-- EXCERPT start --

His debut effort as a feature director, Confine, concerns an agoraphobic former model, Pippa, who is taken hostage in her apartment by a volatile thief, Kayleigh, after a botched robbery.  The film takes place in real-time, almost all of it featuring only three characters.  Starring British supermodel Daisy Lowe, Eliza Bennett (Inkheart), and Alfie Allen (Game of Thrones), the film releases theatrically in North America this week and is also available today on DVD and VOD.

Mike Dub recently had the pleasure of interviewing Tobbell about making the film, working with a first-time actress, and the constraints of working in micro-budget filmmaking.

Mike Dub: Though you have created hundreds of short films and videos, Confine is your debut feature.  Have you been trying to get a feature made for a long time?  Was this film an idea that you had been carrying around, or was it just more good timing to have the idea for the story at a time when you were able to make the film?

Tobias Tobbell: Making a feature was the goal and my dream for a long time. Confine was one of many projects I’d developed over the past 12 years, but because of the limited cast and locations (it didn’t start as just set in the one flat), it was the most feasible. So when the time came I reworked the story slightly to suit a single setting and we had a nice controllable budget to work from.

MD: In addition to being your first feature, your film also features the acting debut of Daisy Lowe.  It must have been quite a new experience for both of you.  How did you manage the challenges of directing your first feature with a first-time actor as your lead?

TT: As a first feature it was probably the most comfortable way to start off: we didn’t have the weather to contend with, or big unit changes every day (we shot in one studio for the entire shoot), no big SFX or cast numbers. So in many ways, it was a great feature project for me to kick off with. I’d also recently completed producing another feature film, The Drummond Will, which had a smaller budget, bigger cast, a 30-day shoot and a whole multitude of difficult locations. I was on set most days (there was no production office so I tended to work from that day’s set!) so that experience set me up well. But directing a feature’s a different type of pressure of course, and this is where working with a new actress came into play. I’m looking at every shot in meticulous detail, thinking ahead to the edit, continuity (a relatively real-time story set in one location makes continuity much more noticeable) and all the other elements that kept me busy that meant I didn’t spend nearly as much time with the actors as I wanted to. Daisy’s also a very undemanding person. She was very happy to watch and listen rather than asking a ton of questions. At the time I really appreciated that. Since then I’ve remembered the value of an actor’s constant enquiring of the whys and hows! Fortunately, Daisy comes from the right world, so working on backstory took less time. She can also (openly) be a little obsessive about things like tidying, so she was able to empathize with character traits pretty quickly.

MD: You spent quite a lot of time in theater, which must have helped you in crafting a film that takes place in real-time at a single location.  What kind of impact did your theater experience have on this film?

TT: Confine was pretty much the first screenplay I wrote after finishing up with theatre so it had a huge impact on the script. The film definitely has a theatrical edge to it, from thicker dialogue to some stage-like blocking. In many ways, Confine could work better as a theatrical production than a film. It would be cool to adapt it (which wouldn’t take much) and see how it worked on the stage!

-- EXCERPT end --
-- SOURCE MATERIAL start --

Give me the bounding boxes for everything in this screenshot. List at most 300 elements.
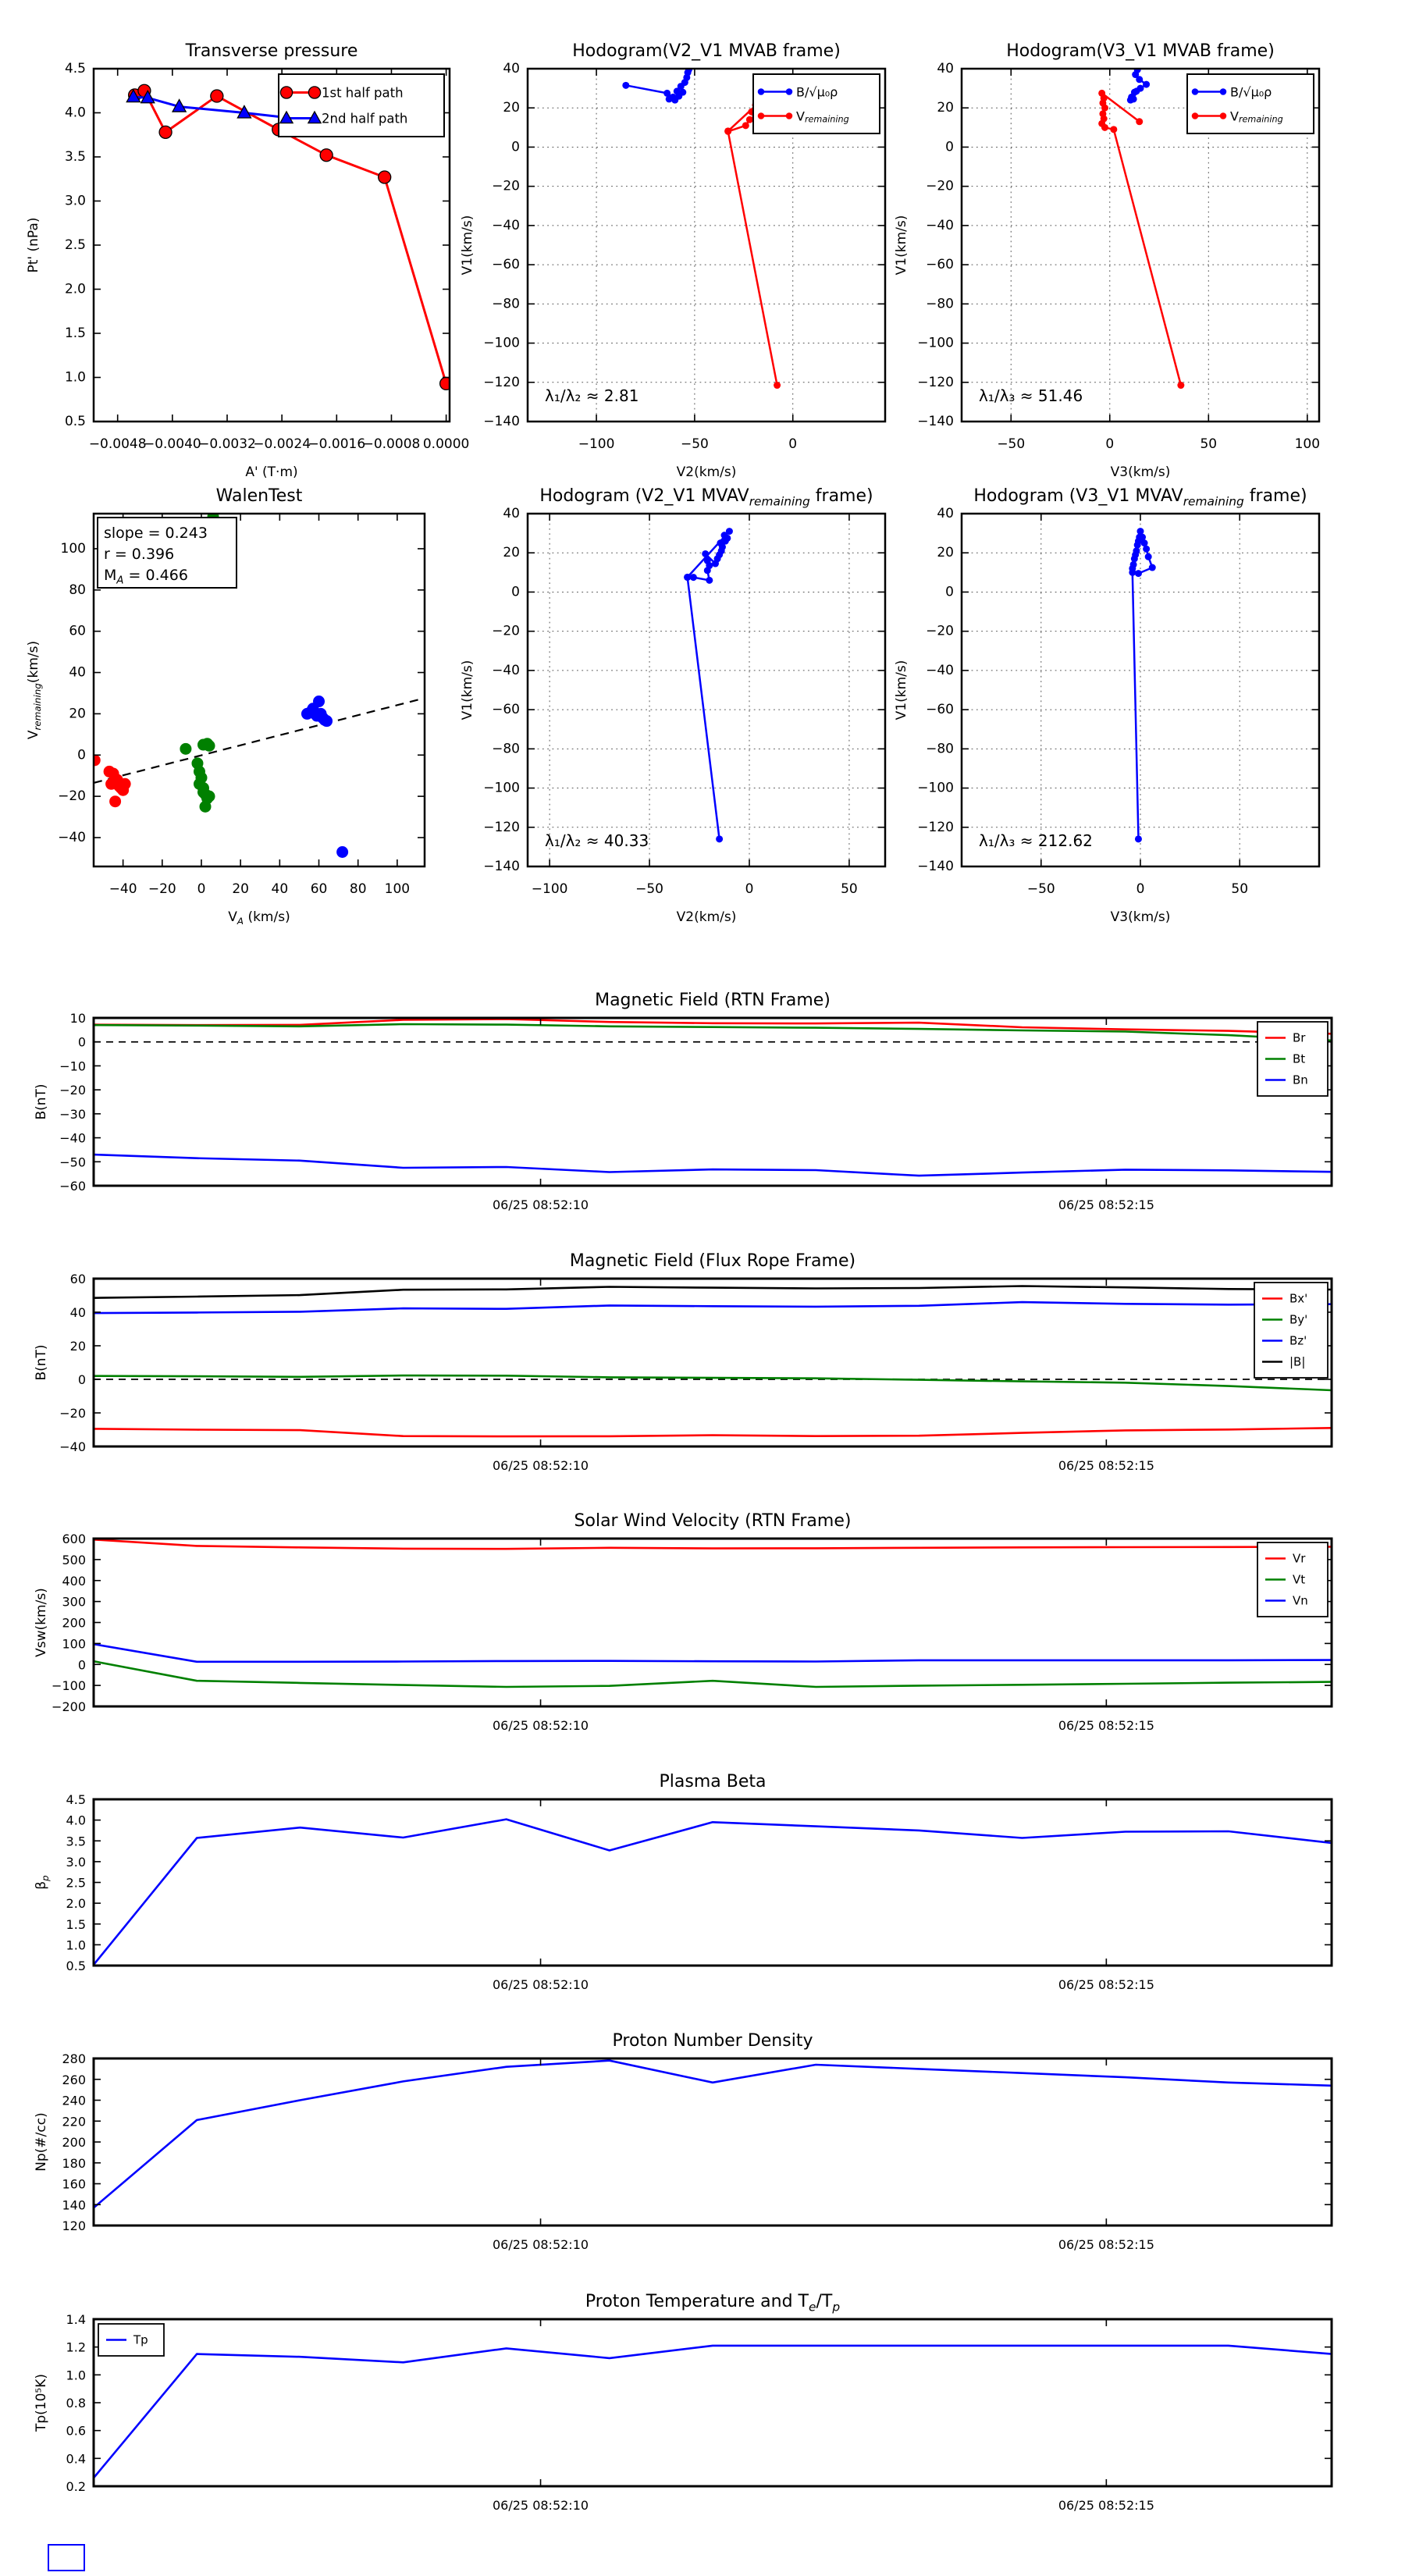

-- SOURCE MATERIAL end --

■ REQUIREMENT ■
In the interview, what earlier feature film had Tobbell recently finished producing before Confine?

■ EXERCISE RESULT ■
The Drummond Will